"""

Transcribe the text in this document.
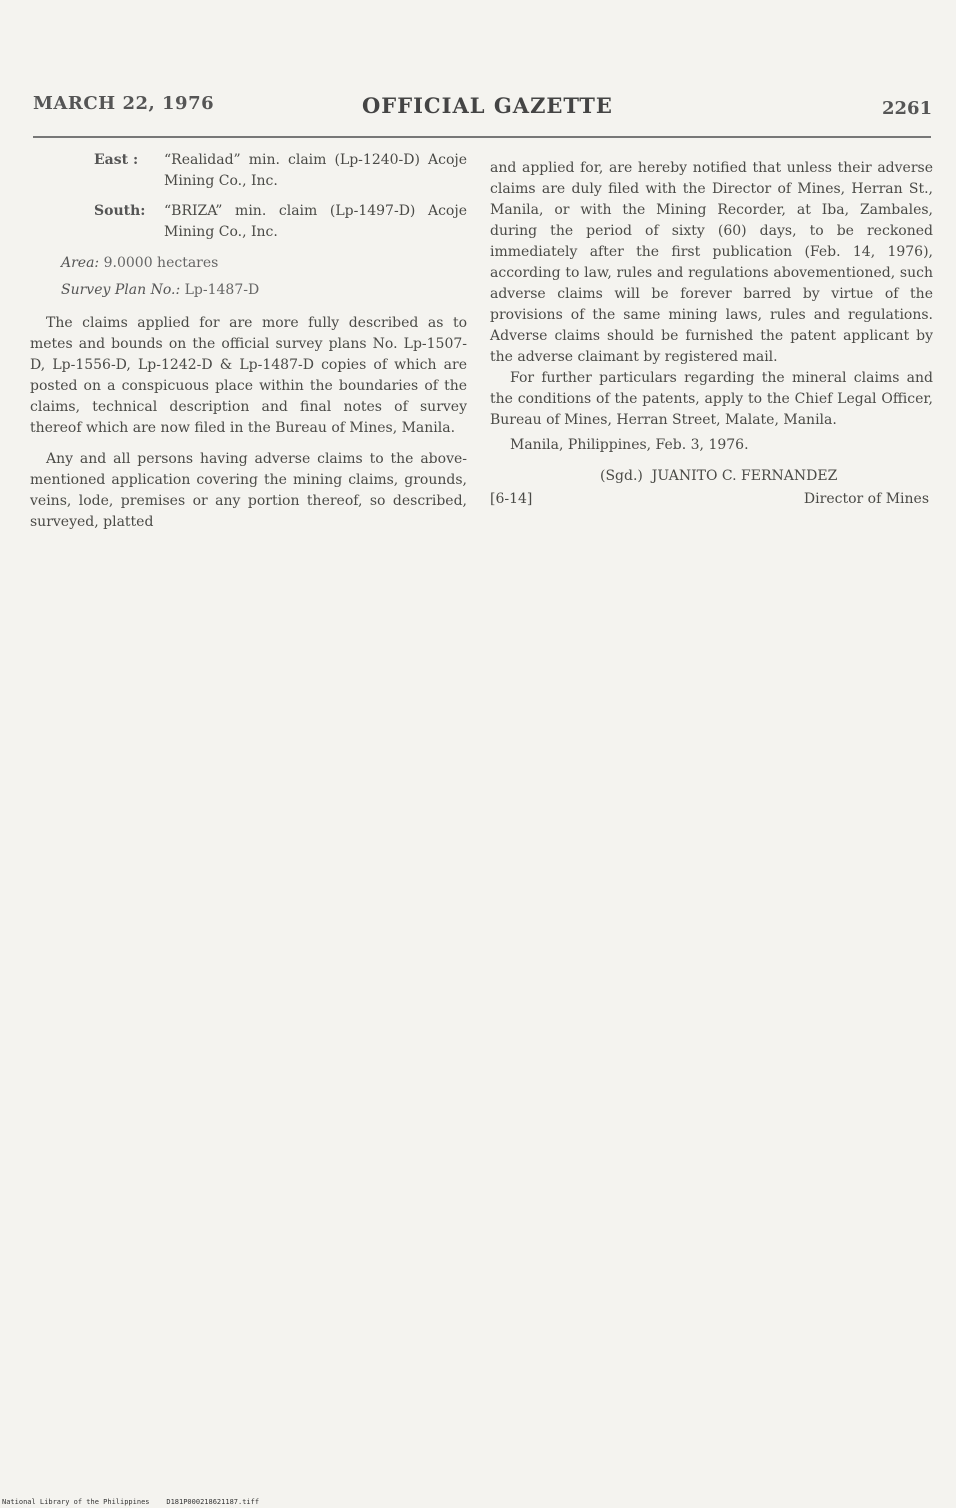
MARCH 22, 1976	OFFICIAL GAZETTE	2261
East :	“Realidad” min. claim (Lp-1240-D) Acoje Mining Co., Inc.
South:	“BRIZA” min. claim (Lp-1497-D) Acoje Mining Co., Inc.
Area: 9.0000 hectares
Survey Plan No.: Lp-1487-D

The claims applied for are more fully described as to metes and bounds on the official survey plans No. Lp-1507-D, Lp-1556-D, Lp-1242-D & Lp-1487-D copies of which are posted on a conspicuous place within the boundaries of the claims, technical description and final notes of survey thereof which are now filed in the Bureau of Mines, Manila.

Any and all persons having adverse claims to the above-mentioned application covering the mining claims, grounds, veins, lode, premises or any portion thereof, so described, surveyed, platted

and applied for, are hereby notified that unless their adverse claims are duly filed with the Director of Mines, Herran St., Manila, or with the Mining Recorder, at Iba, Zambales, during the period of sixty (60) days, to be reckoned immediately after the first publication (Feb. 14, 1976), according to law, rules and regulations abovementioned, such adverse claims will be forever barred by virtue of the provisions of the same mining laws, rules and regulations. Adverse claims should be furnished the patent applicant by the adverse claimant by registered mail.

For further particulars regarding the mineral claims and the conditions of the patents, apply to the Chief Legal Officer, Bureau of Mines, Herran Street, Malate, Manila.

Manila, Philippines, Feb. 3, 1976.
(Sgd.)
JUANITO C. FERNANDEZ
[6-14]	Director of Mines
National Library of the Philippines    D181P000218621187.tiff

"""
"""

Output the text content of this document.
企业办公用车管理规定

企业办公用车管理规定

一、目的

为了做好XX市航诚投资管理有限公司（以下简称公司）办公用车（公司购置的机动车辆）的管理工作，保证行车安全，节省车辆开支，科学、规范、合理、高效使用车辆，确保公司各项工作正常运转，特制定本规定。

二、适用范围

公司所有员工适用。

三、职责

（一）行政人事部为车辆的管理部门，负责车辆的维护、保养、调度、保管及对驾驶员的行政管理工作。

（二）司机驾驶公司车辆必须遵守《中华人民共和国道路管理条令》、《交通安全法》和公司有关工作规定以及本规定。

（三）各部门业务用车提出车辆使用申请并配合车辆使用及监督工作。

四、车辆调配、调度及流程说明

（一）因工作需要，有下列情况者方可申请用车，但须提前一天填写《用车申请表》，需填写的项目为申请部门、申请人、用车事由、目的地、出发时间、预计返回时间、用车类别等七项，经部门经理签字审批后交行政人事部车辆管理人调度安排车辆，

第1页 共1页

"""

TASK: Show each line of the listing that holds the string "this".

EXERCISE ANSWER:
Transcribe the text in this document.
Output the text content of this document.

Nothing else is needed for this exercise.